=== What the exercise asks ===
Below is a listing; write it out exactly and drop any images from it.

Data records
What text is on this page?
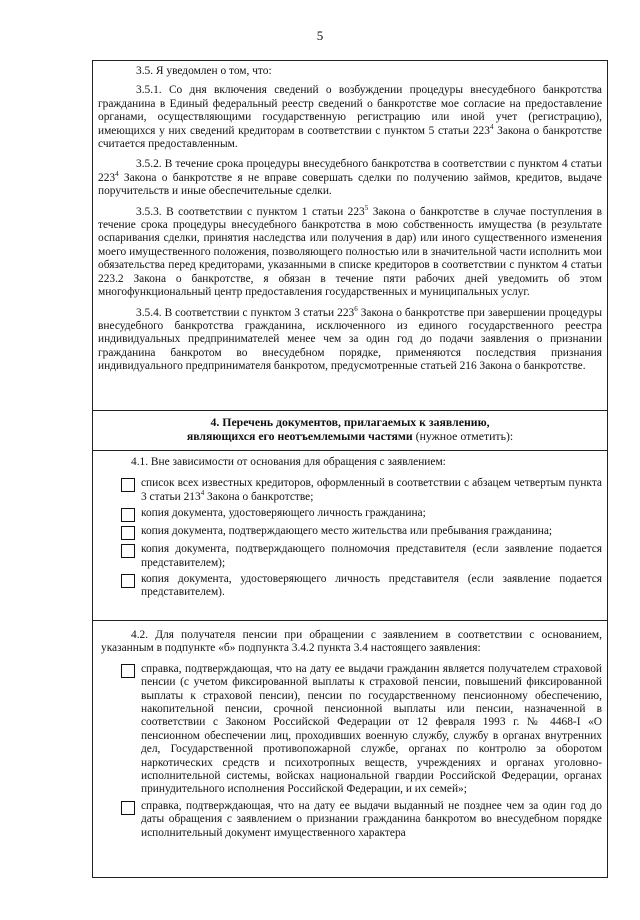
5

3.5. Я уведомлен о том, что:

3.5.1. Со дня включения сведений о возбуждении процедуры внесудебного банкротства гражданина в Единый федеральный реестр сведений о банкротстве мое согласие на предоставление органами, осуществляющими государственную регистрацию или иной учет (регистрацию), имеющихся у них сведений кредиторам в соответствии с пунктом 5 статьи $223^4$ Закона о банкротстве считается предоставленным.

3.5.2. В течение срока процедуры внесудебного банкротства в соответствии с пунктом 4 статьи $223^4$ Закона о банкротстве я не вправе совершать сделки по получению займов, кредитов, выдаче поручительств и иные обеспечительные сделки.

3.5.3. В соответствии с пунктом 1 статьи $223^5$ Закона о банкротстве в случае поступления в течение срока процедуры внесудебного банкротства в мою собственность имущества (в результате оспаривания сделки, принятия наследства или получения в дар) или иного существенного изменения моего имущественного положения, позволяющего полностью или в значительной части исполнить мои обязательства перед кредиторами, указанными в списке кредиторов в соответствии с пунктом 4 статьи 223.2 Закона о банкротстве, я обязан в течение пяти рабочих дней уведомить об этом многофункциональный центр предоставления государственных и муниципальных услуг.

3.5.4. В соответствии с пунктом 3 статьи $223^6$ Закона о банкротстве при завершении процедуры внесудебного банкротства гражданина, исключенного из единого государственного реестра индивидуальных предпринимателей менее чем за один год до подачи заявления о признании гражданина банкротом во внесудебном порядке, применяются последствия признания индивидуального предпринимателя банкротом, предусмотренные статьей 216 Закона о банкротстве.

4. Перечень документов, прилагаемых к заявлению,
являющихся его неотъемлемыми частями (нужное отметить):

4.1. Вне зависимости от основания для обращения с заявлением:

список всех известных кредиторов, оформленный в соответствии с абзацем четвертым пункта 3 статьи $213^4$ Закона о банкротстве;

копия документа, удостоверяющего личность гражданина;

копия документа, подтверждающего место жительства или пребывания гражданина;

копия документа, подтверждающего полномочия представителя (если заявление подается представителем);

копия документа, удостоверяющего личность представителя (если заявление подается представителем).

4.2. Для получателя пенсии при обращении с заявлением в соответствии с основанием, указанным в подпункте «б» подпункта 3.4.2 пункта 3.4 настоящего заявления:

справка, подтверждающая, что на дату ее выдачи гражданин является получателем страховой пенсии (с учетом фиксированной выплаты к страховой пенсии, повышений фиксированной выплаты к страховой пенсии), пенсии по государственному пенсионному обеспечению, накопительной пенсии, срочной пенсионной выплаты или пенсии, назначенной в соответствии с Законом Российской Федерации от 12 февраля 1993 г. № 4468-I «О пенсионном обеспечении лиц, проходивших военную службу, службу в органах внутренних дел, Государственной противопожарной службе, органах по контролю за оборотом наркотических средств и психотропных веществ, учреждениях и органах уголовно-исполнительной системы, войсках национальной гвардии Российской Федерации, органах принудительного исполнения Российской Федерации, и их семей»;

справка, подтверждающая, что на дату ее выдачи выданный не позднее чем за один год до даты обращения с заявлением о признании гражданина банкротом во внесудебном порядке исполнительный документ имущественного характера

=== Exercise result ===
What text is on this page?
5

3.5. Я уведомлен о том, что:

3.5.1. Со дня включения сведений о возбуждении процедуры внесудебного банкротства гражданина в Единый федеральный реестр сведений о банкротстве мое согласие на предоставление органами, осуществляющими государственную регистрацию или иной учет (регистрацию), имеющихся у них сведений кредиторам в соответствии с пунктом 5 статьи $223^4$ Закона о банкротстве считается предоставленным.

3.5.2. В течение срока процедуры внесудебного банкротства в соответствии с пунктом 4 статьи $223^4$ Закона о банкротстве я не вправе совершать сделки по получению займов, кредитов, выдаче поручительств и иные обеспечительные сделки.

3.5.3. В соответствии с пунктом 1 статьи $223^5$ Закона о банкротстве в случае поступления в течение срока процедуры внесудебного банкротства в мою собственность имущества (в результате оспаривания сделки, принятия наследства или получения в дар) или иного существенного изменения моего имущественного положения, позволяющего полностью или в значительной части исполнить мои обязательства перед кредиторами, указанными в списке кредиторов в соответствии с пунктом 4 статьи 223.2 Закона о банкротстве, я обязан в течение пяти рабочих дней уведомить об этом многофункциональный центр предоставления государственных и муниципальных услуг.

3.5.4. В соответствии с пунктом 3 статьи $223^6$ Закона о банкротстве при завершении процедуры внесудебного банкротства гражданина, исключенного из единого государственного реестра индивидуальных предпринимателей менее чем за один год до подачи заявления о признании гражданина банкротом во внесудебном порядке, применяются последствия признания индивидуального предпринимателя банкротом, предусмотренные статьей 216 Закона о банкротстве.

4. Перечень документов, прилагаемых к заявлению,
являющихся его неотъемлемыми частями (нужное отметить):

4.1. Вне зависимости от основания для обращения с заявлением:

список всех известных кредиторов, оформленный в соответствии с абзацем четвертым пункта 3 статьи $213^4$ Закона о банкротстве;

копия документа, удостоверяющего личность гражданина;

копия документа, подтверждающего место жительства или пребывания гражданина;

копия документа, подтверждающего полномочия представителя (если заявление подается представителем);

копия документа, удостоверяющего личность представителя (если заявление подается представителем).

4.2. Для получателя пенсии при обращении с заявлением в соответствии с основанием, указанным в подпункте «б» подпункта 3.4.2 пункта 3.4 настоящего заявления:

справка, подтверждающая, что на дату ее выдачи гражданин является получателем страховой пенсии (с учетом фиксированной выплаты к страховой пенсии, повышений фиксированной выплаты к страховой пенсии), пенсии по государственному пенсионному обеспечению, накопительной пенсии, срочной пенсионной выплаты или пенсии, назначенной в соответствии с Законом Российской Федерации от 12 февраля 1993 г. № 4468-I «О пенсионном обеспечении лиц, проходивших военную службу, службу в органах внутренних дел, Государственной противопожарной службе, органах по контролю за оборотом наркотических средств и психотропных веществ, учреждениях и органах уголовно-исполнительной системы, войсках национальной гвардии Российской Федерации, органах принудительного исполнения Российской Федерации, и их семей»;

справка, подтверждающая, что на дату ее выдачи выданный не позднее чем за один год до даты обращения с заявлением о признании гражданина банкротом во внесудебном порядке исполнительный документ имущественного характера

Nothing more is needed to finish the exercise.